▶ **Brief**:
Go through the listing beneath this task and return every line that carries the string "name".
################
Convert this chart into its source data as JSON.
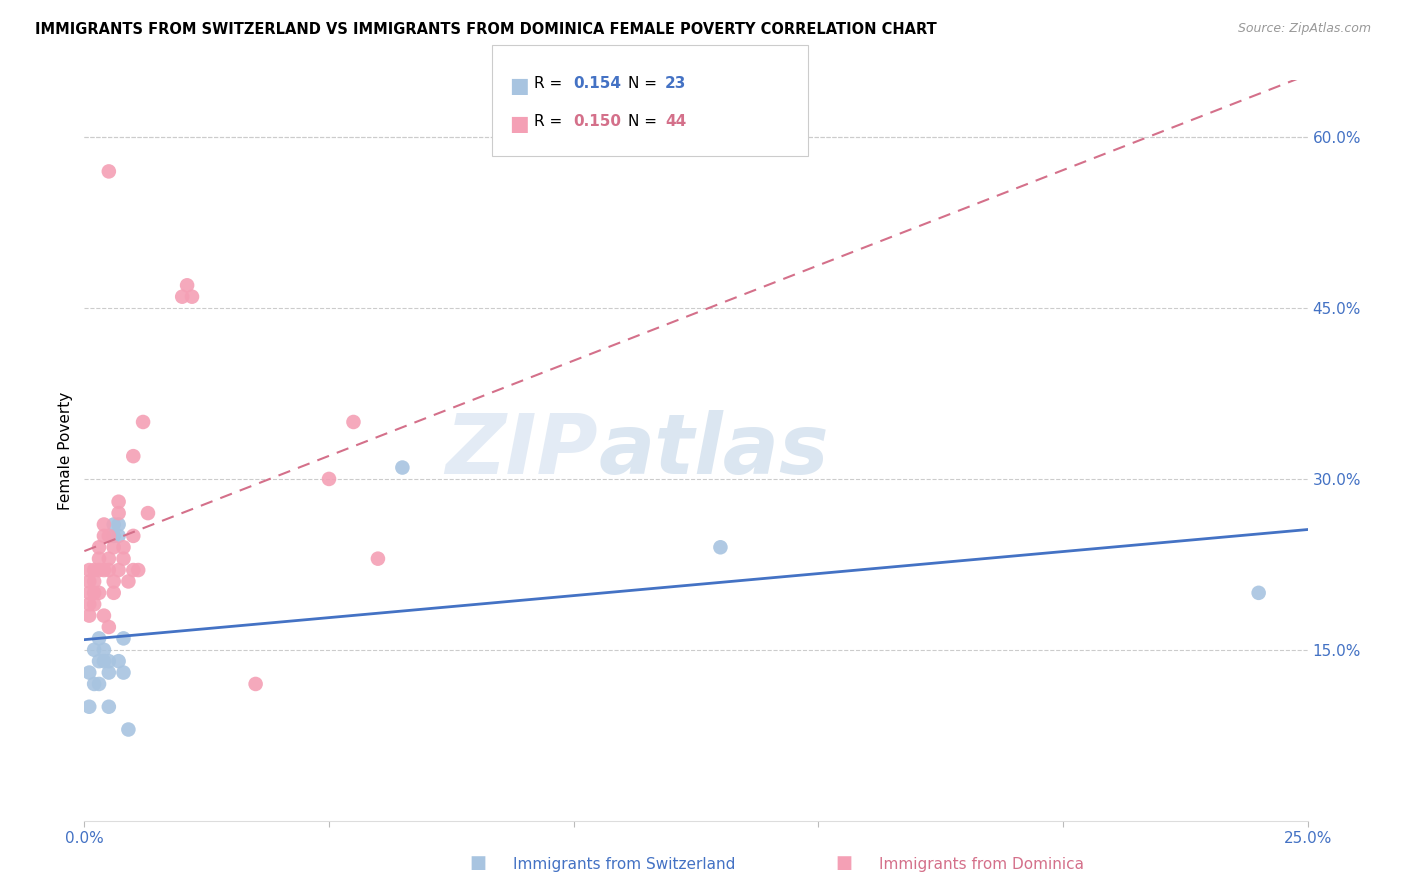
{
  "title": "IMMIGRANTS FROM SWITZERLAND VS IMMIGRANTS FROM DOMINICA FEMALE POVERTY CORRELATION CHART",
  "source": "Source: ZipAtlas.com",
  "xlabel_left": "Immigrants from Switzerland",
  "xlabel_right": "Immigrants from Dominica",
  "ylabel": "Female Poverty",
  "xlim": [
    0.0,
    0.25
  ],
  "ylim": [
    0.0,
    0.65
  ],
  "right_yticks": [
    0.15,
    0.3,
    0.45,
    0.6
  ],
  "right_yticklabels": [
    "15.0%",
    "30.0%",
    "45.0%",
    "60.0%"
  ],
  "xticks": [
    0.0,
    0.05,
    0.1,
    0.15,
    0.2,
    0.25
  ],
  "xticklabels": [
    "0.0%",
    "",
    "",
    "",
    "",
    "25.0%"
  ],
  "color_swiss": "#a8c4e0",
  "color_dominica": "#f4a0b5",
  "color_swiss_line": "#4472c4",
  "color_dominica_line": "#d4708a",
  "watermark_zip": "ZIP",
  "watermark_atlas": "atlas",
  "swiss_x": [
    0.001,
    0.001,
    0.002,
    0.002,
    0.003,
    0.003,
    0.003,
    0.004,
    0.004,
    0.005,
    0.005,
    0.005,
    0.006,
    0.006,
    0.007,
    0.007,
    0.007,
    0.008,
    0.008,
    0.009,
    0.065,
    0.13,
    0.24
  ],
  "swiss_y": [
    0.13,
    0.1,
    0.15,
    0.12,
    0.14,
    0.16,
    0.12,
    0.15,
    0.14,
    0.13,
    0.1,
    0.14,
    0.26,
    0.25,
    0.25,
    0.26,
    0.14,
    0.16,
    0.13,
    0.08,
    0.31,
    0.24,
    0.2
  ],
  "dominica_x": [
    0.001,
    0.001,
    0.001,
    0.001,
    0.001,
    0.002,
    0.002,
    0.002,
    0.002,
    0.003,
    0.003,
    0.003,
    0.003,
    0.004,
    0.004,
    0.004,
    0.004,
    0.005,
    0.005,
    0.005,
    0.005,
    0.006,
    0.006,
    0.006,
    0.007,
    0.007,
    0.007,
    0.008,
    0.008,
    0.009,
    0.01,
    0.01,
    0.01,
    0.011,
    0.012,
    0.013,
    0.02,
    0.021,
    0.022,
    0.035,
    0.05,
    0.055,
    0.06,
    0.005
  ],
  "dominica_y": [
    0.2,
    0.21,
    0.18,
    0.22,
    0.19,
    0.2,
    0.22,
    0.19,
    0.21,
    0.23,
    0.2,
    0.22,
    0.24,
    0.25,
    0.26,
    0.22,
    0.18,
    0.25,
    0.23,
    0.22,
    0.17,
    0.24,
    0.21,
    0.2,
    0.27,
    0.28,
    0.22,
    0.23,
    0.24,
    0.21,
    0.32,
    0.25,
    0.22,
    0.22,
    0.35,
    0.27,
    0.46,
    0.47,
    0.46,
    0.12,
    0.3,
    0.35,
    0.23,
    0.57
  ]
}
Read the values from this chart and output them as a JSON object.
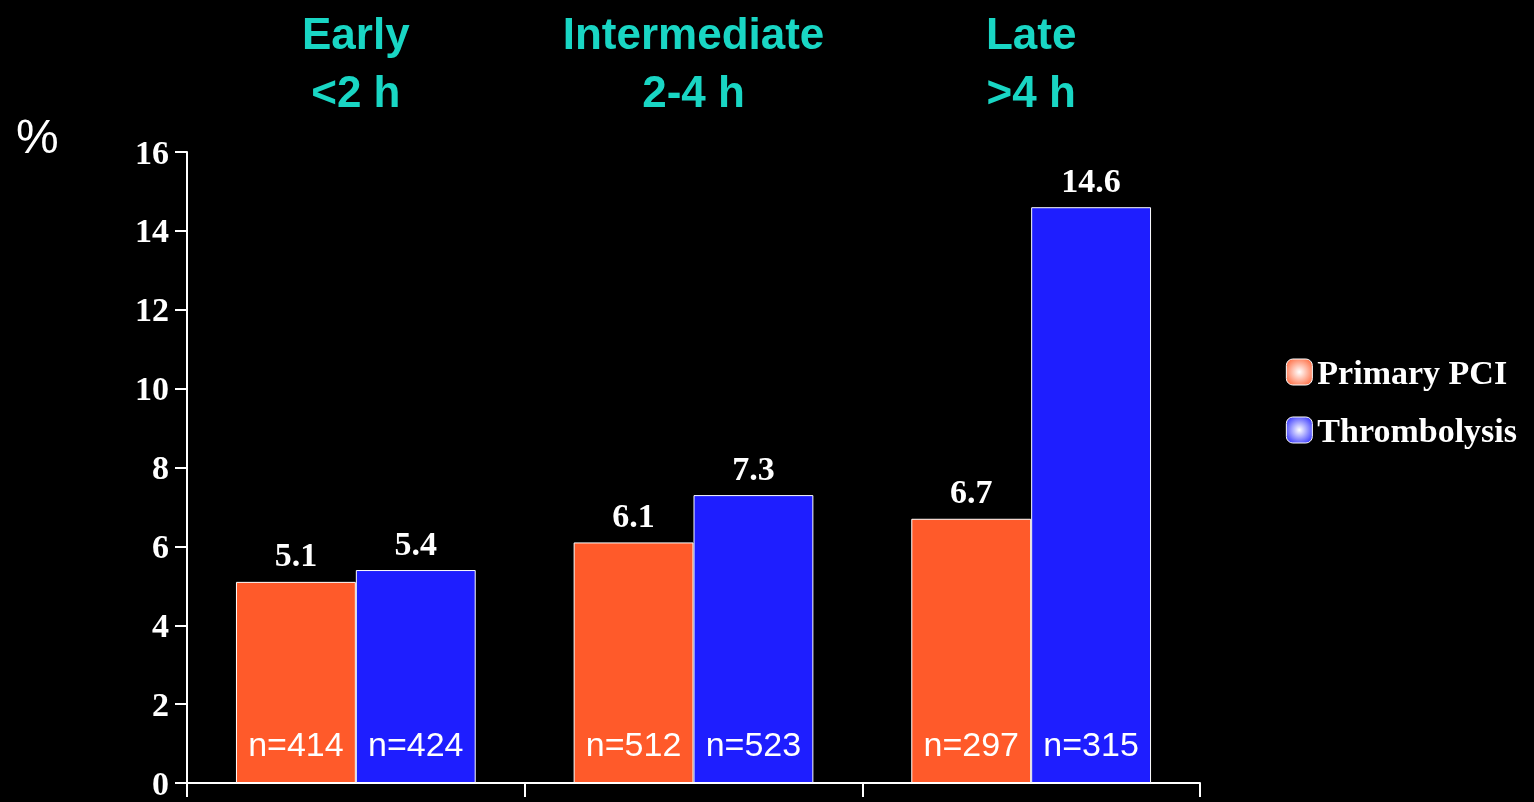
{
  "chart_data": {
    "type": "bar",
    "ylabel": "%",
    "categories": [
      "Early\n<2 h",
      "Intermediate\n2-4 h",
      "Late\n>4 h"
    ],
    "series": [
      {
        "name": "Primary PCI",
        "color": "#ff5a2a",
        "values": [
          5.1,
          6.1,
          6.7
        ]
      },
      {
        "name": "Thrombolysis",
        "color": "#1e1eff",
        "values": [
          5.4,
          7.3,
          14.6
        ]
      }
    ],
    "ylim": [
      0,
      16
    ],
    "yticks": [
      0,
      2,
      4,
      6,
      8,
      10,
      12,
      14,
      16
    ],
    "data_labels": true,
    "legend": "right",
    "grid": false,
    "annotations": [
      {
        "text": "n=414",
        "x": "Early\n<2 h",
        "y": 1
      },
      {
        "text": "n=424",
        "x": "Early\n<2 h",
        "y": 1
      },
      {
        "text": "n=512",
        "x": "Intermediate\n2-4 h",
        "y": 1
      },
      {
        "text": "n=523",
        "x": "Intermediate\n2-4 h",
        "y": 1
      },
      {
        "text": "n=297",
        "x": "Late\n>4 h",
        "y": 1
      },
      {
        "text": "n=315",
        "x": "Late\n>4 h",
        "y": 1
      }
    ]
  }
}
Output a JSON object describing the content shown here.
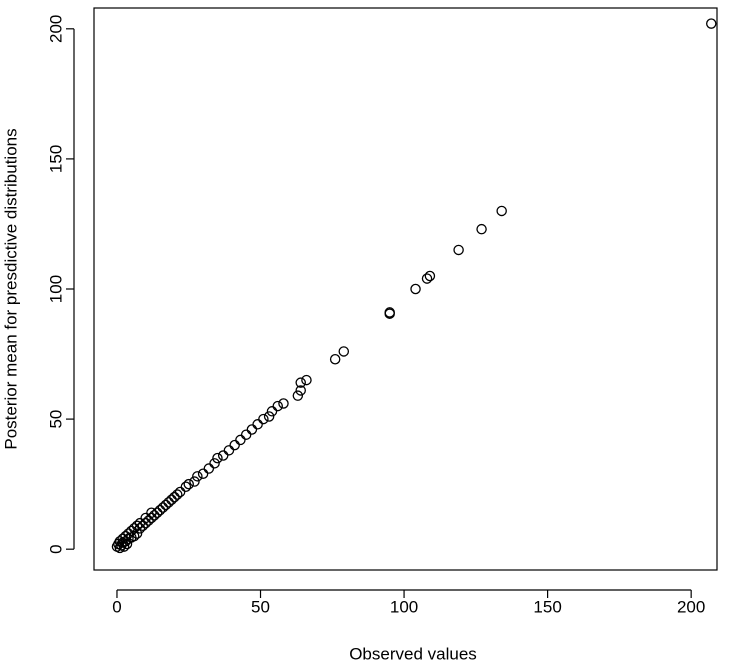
{
  "chart_data": {
    "type": "scatter",
    "x_label": "Observed values",
    "y_label": "Posterior mean for presdictive distributions",
    "color": "#000000",
    "x": [
      0,
      0.5,
      1,
      1,
      1.5,
      2,
      2,
      2.5,
      3,
      3,
      3.5,
      4,
      4,
      5,
      5,
      6,
      6,
      7,
      7,
      8,
      8,
      9,
      10,
      10,
      11,
      12,
      12,
      13,
      14,
      15,
      16,
      17,
      18,
      19,
      20,
      21,
      22,
      24,
      25,
      27,
      28,
      30,
      32,
      34,
      35,
      37,
      39,
      41,
      43,
      45,
      47,
      49,
      51,
      53,
      54,
      56,
      58,
      63,
      64,
      64,
      66,
      76,
      79,
      95,
      95,
      104,
      108,
      109,
      119,
      127,
      134,
      207
    ],
    "values": [
      1,
      2,
      0.5,
      3,
      1.5,
      2.5,
      4,
      1,
      3,
      5,
      2,
      4,
      6,
      4.5,
      7,
      5,
      8,
      6,
      9,
      8,
      10,
      9,
      10,
      12,
      11,
      12,
      14,
      13,
      14,
      15,
      16,
      17,
      18,
      19,
      20,
      21,
      22,
      24,
      25,
      26,
      28,
      29,
      31,
      33,
      35,
      36,
      38,
      40,
      42,
      44,
      46,
      48,
      50,
      51,
      53,
      55,
      56,
      59,
      61,
      64,
      65,
      73,
      76,
      90.5,
      91,
      100,
      104,
      105,
      115,
      123,
      130,
      202
    ],
    "xlim": [
      -8,
      209
    ],
    "ylim": [
      -8,
      208
    ],
    "xticks": [
      0,
      50,
      100,
      150,
      200
    ],
    "yticks": [
      0,
      50,
      100,
      150,
      200
    ]
  }
}
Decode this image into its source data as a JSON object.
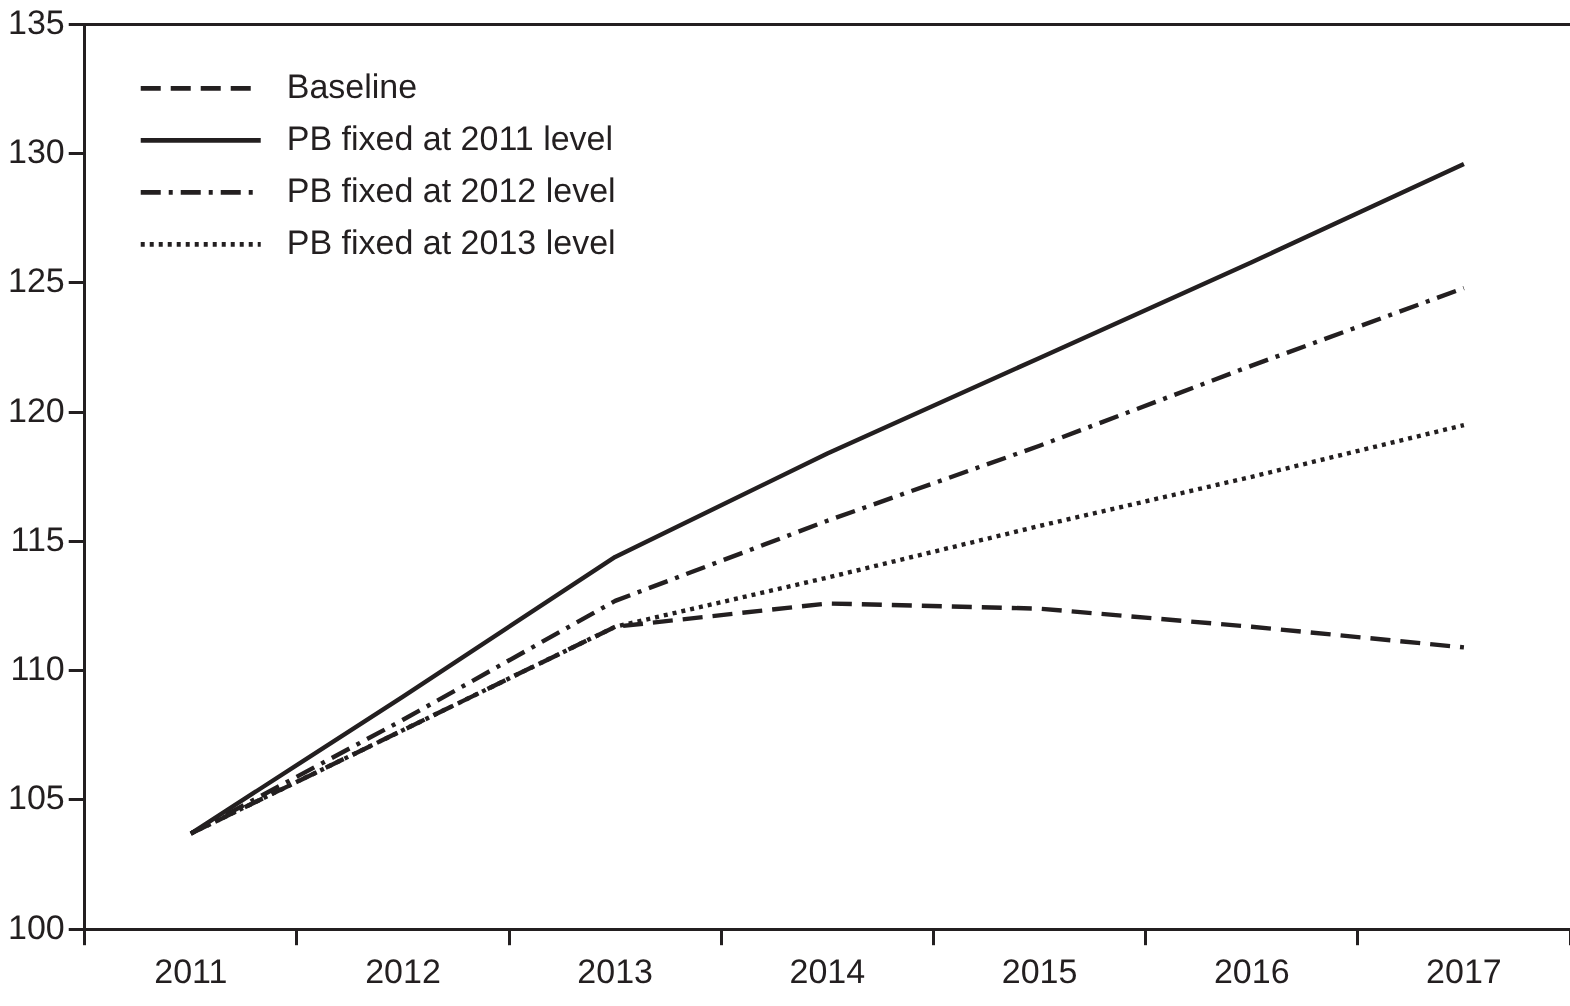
{
  "chart_data": {
    "type": "line",
    "categories": [
      "2011",
      "2012",
      "2013",
      "2014",
      "2015",
      "2016",
      "2017"
    ],
    "series": [
      {
        "name": "Baseline",
        "color": "#231f20",
        "line_style": "dashed",
        "values": [
          103.7,
          107.7,
          111.7,
          112.6,
          112.4,
          111.7,
          110.9
        ]
      },
      {
        "name": "PB fixed at 2011 level",
        "color": "#231f20",
        "line_style": "solid",
        "values": [
          103.7,
          109.0,
          114.4,
          118.4,
          122.1,
          125.8,
          129.6
        ]
      },
      {
        "name": "PB fixed at 2012 level",
        "color": "#231f20",
        "line_style": "dashdot",
        "values": [
          103.7,
          108.1,
          112.7,
          115.8,
          118.7,
          121.8,
          124.8
        ]
      },
      {
        "name": "PB fixed at 2013 level",
        "color": "#231f20",
        "line_style": "dotted",
        "values": [
          103.7,
          107.7,
          111.7,
          113.6,
          115.6,
          117.5,
          119.5
        ]
      }
    ],
    "ylim": [
      100,
      135
    ],
    "yticks": [
      100,
      105,
      110,
      115,
      120,
      125,
      130,
      135
    ],
    "grid": false,
    "legend": "top left",
    "marker": "none"
  }
}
################
▶ **Exercise output**:
        "name": "Primary PCI",
        "name": "Thrombolysis",
        "name": "Baseline",
        "name": "PB fixed at 2011 level",
        "name": "PB fixed at 2012 level",
        "name": "PB fixed at 2013 level",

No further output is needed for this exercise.